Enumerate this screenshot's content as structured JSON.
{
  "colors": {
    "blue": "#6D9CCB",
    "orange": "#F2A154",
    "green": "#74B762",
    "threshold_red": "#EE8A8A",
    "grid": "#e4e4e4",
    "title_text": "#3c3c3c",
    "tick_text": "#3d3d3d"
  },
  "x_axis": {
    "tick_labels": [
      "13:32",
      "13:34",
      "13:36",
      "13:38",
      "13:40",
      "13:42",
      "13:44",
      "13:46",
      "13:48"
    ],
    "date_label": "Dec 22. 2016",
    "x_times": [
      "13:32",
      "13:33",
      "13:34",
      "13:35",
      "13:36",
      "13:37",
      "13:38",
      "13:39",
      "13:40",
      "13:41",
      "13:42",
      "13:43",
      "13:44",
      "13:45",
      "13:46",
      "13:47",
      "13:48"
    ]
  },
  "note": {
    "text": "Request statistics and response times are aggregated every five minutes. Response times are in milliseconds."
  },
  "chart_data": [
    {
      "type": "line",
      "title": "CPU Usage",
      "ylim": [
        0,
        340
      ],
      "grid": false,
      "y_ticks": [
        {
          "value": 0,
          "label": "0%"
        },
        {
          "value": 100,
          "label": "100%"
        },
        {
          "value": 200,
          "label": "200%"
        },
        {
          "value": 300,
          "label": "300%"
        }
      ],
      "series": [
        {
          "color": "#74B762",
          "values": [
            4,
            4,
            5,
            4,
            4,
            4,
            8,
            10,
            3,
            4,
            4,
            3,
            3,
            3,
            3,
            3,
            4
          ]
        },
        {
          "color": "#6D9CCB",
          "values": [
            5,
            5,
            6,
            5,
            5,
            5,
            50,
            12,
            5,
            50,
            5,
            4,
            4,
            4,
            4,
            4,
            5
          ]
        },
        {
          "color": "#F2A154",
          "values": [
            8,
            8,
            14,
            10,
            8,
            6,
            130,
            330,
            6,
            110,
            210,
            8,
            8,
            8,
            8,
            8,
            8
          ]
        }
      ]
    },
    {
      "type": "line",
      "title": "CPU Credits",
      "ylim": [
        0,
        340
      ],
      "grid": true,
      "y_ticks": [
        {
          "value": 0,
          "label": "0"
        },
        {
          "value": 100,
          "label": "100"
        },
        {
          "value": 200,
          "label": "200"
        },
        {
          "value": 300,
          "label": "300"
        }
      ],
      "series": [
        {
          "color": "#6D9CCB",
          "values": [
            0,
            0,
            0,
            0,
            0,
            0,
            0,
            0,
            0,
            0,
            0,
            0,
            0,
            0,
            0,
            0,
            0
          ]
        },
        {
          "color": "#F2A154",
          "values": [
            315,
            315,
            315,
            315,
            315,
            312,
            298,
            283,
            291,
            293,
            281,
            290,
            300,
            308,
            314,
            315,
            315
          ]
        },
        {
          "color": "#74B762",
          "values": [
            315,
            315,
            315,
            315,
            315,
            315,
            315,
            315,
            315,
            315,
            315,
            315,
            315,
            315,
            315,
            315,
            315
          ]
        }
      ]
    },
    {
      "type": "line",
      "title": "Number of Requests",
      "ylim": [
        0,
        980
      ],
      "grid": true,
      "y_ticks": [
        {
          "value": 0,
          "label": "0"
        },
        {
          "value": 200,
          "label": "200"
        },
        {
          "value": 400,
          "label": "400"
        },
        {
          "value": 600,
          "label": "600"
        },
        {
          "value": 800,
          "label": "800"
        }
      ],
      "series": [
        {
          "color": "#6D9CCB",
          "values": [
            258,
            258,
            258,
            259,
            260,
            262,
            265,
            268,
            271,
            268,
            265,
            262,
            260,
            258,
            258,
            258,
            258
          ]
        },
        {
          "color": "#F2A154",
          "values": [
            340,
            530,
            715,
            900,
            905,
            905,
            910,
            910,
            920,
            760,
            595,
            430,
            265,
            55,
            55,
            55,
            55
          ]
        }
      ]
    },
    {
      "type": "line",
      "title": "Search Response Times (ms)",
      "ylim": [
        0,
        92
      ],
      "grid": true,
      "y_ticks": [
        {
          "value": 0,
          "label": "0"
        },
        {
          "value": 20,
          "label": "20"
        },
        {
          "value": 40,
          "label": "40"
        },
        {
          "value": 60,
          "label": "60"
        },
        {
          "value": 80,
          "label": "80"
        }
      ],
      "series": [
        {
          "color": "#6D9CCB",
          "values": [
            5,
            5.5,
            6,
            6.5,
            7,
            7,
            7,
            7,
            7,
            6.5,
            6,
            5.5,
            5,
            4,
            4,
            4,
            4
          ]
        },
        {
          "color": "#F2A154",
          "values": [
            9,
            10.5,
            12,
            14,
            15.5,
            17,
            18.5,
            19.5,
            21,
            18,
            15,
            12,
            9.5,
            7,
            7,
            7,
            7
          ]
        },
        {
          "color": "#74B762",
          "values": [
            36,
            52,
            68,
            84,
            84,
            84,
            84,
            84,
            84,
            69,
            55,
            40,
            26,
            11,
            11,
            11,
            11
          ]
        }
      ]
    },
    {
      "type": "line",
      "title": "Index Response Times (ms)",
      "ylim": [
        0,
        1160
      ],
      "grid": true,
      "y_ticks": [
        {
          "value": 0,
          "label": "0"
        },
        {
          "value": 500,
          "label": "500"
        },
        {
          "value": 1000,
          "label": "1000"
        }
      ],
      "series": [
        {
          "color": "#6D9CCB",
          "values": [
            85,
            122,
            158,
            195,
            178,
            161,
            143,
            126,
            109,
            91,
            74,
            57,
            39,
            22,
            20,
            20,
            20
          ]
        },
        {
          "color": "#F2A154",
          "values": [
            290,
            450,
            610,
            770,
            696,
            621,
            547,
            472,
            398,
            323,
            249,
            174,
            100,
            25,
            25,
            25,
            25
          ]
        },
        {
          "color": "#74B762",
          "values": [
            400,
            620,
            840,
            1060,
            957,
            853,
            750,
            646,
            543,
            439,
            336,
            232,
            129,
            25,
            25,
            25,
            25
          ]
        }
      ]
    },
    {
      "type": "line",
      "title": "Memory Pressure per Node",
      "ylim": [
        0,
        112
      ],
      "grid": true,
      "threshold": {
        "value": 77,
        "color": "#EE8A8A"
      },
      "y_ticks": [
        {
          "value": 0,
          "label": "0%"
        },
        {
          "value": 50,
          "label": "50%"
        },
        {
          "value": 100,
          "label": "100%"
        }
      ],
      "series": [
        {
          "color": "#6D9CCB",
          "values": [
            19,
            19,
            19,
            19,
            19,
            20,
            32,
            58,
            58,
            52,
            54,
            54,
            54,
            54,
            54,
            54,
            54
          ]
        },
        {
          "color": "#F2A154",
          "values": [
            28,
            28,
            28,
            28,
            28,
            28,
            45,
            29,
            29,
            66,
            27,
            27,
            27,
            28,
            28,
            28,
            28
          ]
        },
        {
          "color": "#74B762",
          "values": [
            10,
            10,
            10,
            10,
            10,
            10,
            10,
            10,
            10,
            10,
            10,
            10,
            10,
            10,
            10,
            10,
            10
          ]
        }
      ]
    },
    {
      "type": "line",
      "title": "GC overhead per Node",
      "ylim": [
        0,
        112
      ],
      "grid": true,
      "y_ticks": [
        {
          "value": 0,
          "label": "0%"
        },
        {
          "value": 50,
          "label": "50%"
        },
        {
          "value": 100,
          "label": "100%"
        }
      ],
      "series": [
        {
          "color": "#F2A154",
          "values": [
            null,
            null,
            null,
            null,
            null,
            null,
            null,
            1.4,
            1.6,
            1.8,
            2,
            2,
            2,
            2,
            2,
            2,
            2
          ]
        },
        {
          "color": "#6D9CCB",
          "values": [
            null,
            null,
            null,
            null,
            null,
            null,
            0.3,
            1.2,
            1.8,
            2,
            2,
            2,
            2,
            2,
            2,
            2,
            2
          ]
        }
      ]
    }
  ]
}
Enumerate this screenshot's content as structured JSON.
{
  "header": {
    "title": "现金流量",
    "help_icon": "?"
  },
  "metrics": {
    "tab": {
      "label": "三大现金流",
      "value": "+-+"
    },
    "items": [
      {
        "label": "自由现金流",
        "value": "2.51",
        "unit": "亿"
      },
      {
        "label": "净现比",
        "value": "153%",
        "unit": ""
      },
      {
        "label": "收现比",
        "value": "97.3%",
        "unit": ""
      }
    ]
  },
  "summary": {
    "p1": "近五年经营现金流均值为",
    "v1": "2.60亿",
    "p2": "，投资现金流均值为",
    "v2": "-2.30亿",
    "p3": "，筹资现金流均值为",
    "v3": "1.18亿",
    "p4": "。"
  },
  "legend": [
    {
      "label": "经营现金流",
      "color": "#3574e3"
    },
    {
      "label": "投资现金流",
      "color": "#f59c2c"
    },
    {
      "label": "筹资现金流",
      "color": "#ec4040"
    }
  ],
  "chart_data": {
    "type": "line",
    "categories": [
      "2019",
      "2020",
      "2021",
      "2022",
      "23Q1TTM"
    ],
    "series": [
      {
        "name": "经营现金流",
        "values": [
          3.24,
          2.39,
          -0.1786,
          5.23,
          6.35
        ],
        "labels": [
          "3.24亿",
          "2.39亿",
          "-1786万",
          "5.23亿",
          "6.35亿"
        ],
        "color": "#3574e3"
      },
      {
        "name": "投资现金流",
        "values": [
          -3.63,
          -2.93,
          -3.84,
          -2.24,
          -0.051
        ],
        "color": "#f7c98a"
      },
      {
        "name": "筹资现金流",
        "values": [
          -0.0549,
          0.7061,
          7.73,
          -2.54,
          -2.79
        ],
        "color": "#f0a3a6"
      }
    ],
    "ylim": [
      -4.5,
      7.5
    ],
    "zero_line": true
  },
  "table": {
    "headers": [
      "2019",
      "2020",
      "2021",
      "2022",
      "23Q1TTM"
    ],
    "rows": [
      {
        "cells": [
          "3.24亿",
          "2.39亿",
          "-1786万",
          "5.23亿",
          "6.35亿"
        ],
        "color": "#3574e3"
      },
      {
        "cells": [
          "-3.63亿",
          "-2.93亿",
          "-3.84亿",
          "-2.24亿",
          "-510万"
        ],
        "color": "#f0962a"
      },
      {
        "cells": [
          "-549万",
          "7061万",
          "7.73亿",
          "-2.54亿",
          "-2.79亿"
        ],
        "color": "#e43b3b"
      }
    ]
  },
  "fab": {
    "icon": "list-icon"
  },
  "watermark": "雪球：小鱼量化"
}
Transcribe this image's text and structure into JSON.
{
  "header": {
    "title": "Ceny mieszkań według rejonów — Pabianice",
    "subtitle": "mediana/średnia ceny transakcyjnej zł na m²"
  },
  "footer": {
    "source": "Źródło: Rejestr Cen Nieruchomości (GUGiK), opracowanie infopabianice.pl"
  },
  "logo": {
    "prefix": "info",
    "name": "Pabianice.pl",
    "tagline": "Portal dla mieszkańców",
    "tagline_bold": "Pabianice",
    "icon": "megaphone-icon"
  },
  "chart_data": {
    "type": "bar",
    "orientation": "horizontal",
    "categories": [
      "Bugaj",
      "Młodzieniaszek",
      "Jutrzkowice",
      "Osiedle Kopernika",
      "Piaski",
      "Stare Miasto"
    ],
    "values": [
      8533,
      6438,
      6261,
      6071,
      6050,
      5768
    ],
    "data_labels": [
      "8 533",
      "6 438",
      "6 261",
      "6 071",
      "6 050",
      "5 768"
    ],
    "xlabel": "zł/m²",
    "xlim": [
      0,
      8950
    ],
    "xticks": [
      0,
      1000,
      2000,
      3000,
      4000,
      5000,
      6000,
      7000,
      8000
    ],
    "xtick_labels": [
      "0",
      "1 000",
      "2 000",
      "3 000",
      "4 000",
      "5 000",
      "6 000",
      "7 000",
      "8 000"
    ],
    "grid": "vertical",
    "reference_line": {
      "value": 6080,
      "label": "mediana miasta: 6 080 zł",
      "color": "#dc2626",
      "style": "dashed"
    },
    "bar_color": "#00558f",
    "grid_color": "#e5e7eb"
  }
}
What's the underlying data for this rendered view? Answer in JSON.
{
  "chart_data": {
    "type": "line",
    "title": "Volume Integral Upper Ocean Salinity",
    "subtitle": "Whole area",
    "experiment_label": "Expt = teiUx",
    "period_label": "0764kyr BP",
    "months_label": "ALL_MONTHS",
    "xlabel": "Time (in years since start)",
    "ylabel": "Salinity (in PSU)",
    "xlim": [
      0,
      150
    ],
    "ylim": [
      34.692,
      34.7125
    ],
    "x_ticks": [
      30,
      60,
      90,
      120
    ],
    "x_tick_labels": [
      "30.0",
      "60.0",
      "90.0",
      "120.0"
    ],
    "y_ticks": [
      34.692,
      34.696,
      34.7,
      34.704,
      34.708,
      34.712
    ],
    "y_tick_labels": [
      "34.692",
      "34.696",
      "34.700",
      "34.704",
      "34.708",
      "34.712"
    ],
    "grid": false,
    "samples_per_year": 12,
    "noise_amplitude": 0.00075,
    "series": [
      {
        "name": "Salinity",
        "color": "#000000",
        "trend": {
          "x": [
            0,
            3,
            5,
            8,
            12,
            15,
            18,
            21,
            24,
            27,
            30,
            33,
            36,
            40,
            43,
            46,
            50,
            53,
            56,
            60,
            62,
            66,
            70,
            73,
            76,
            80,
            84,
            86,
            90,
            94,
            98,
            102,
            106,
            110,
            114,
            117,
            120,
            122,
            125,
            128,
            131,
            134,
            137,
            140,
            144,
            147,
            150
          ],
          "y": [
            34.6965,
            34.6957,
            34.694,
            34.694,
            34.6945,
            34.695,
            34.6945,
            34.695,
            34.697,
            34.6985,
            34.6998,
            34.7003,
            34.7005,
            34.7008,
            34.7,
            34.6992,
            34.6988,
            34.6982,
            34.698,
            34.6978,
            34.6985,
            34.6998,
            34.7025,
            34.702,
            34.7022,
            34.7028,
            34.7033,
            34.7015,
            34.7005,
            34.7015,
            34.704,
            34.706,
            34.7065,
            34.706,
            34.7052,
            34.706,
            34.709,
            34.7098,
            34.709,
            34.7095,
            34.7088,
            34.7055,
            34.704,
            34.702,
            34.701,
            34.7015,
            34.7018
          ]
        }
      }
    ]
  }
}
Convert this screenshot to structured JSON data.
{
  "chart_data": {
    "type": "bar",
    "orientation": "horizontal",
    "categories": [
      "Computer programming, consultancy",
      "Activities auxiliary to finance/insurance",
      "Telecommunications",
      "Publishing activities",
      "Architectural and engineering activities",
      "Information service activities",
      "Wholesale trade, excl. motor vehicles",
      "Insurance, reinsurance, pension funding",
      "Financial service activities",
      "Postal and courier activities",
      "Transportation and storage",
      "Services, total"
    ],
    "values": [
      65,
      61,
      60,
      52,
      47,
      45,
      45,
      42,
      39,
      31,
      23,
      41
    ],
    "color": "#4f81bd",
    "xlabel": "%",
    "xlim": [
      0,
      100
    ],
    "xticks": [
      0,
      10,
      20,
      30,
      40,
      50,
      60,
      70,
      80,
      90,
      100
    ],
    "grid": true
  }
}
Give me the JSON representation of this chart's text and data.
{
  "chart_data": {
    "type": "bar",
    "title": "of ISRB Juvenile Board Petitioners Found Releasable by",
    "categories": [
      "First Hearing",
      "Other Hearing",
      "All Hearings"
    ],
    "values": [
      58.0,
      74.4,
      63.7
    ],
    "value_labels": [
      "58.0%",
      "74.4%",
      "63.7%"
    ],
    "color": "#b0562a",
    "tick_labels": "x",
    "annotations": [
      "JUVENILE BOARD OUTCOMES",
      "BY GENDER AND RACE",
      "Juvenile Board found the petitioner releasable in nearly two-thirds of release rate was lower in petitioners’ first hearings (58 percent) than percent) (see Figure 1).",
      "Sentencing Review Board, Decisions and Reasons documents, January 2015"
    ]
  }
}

● ● ● ●

Where a line contains the string "Response", extract that line.

    "text": "Request statistics and response times are aggregated every five minutes. Response times are in milliseconds."
      "title": "Search Response Times (ms)",
      "title": "Index Response Times (ms)",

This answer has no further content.